-- BEGIN Supplied information --

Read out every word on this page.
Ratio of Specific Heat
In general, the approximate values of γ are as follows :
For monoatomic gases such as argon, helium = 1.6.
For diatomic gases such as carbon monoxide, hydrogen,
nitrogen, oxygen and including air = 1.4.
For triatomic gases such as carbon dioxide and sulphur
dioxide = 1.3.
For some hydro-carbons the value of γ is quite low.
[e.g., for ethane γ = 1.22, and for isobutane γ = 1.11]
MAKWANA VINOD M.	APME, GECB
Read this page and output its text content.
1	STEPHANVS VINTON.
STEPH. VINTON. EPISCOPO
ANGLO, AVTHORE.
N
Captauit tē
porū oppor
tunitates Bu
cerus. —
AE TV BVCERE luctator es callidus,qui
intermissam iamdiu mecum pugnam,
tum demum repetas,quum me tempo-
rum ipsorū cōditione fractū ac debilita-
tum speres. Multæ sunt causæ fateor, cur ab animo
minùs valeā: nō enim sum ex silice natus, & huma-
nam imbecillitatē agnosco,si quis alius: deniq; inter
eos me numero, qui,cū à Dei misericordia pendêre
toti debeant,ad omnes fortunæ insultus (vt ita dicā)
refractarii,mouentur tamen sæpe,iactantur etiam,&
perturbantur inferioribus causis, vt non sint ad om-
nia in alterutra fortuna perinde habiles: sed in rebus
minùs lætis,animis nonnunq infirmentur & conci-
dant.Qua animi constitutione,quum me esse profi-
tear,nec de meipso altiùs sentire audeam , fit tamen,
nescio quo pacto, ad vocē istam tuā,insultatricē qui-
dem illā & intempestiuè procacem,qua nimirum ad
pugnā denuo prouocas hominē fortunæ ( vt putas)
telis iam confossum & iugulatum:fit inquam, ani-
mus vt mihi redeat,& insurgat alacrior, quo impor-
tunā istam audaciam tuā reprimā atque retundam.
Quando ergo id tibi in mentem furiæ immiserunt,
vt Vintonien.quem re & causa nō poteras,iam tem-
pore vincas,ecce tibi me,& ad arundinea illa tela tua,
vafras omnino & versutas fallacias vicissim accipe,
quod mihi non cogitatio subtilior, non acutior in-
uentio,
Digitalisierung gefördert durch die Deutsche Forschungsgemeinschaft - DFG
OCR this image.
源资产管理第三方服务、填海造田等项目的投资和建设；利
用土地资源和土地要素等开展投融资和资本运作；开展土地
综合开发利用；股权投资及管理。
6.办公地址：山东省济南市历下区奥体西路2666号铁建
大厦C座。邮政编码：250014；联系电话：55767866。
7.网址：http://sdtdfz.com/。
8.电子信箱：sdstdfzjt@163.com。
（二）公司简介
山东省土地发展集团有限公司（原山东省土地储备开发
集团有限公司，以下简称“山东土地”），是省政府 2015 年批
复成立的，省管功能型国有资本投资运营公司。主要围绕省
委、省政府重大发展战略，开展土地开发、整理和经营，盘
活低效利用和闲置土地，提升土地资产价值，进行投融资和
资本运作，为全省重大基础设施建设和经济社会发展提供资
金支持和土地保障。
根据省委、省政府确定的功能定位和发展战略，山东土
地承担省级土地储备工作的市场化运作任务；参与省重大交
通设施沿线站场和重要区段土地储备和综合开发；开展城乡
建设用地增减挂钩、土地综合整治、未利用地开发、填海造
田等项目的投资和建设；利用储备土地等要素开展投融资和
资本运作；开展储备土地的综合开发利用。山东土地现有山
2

-- END Supplied information --

Copy out each line in the preceding records that contains "quum".

tum demum repetas,quum me tempo-
dant.Qua animi constitutione,quum me esse profi-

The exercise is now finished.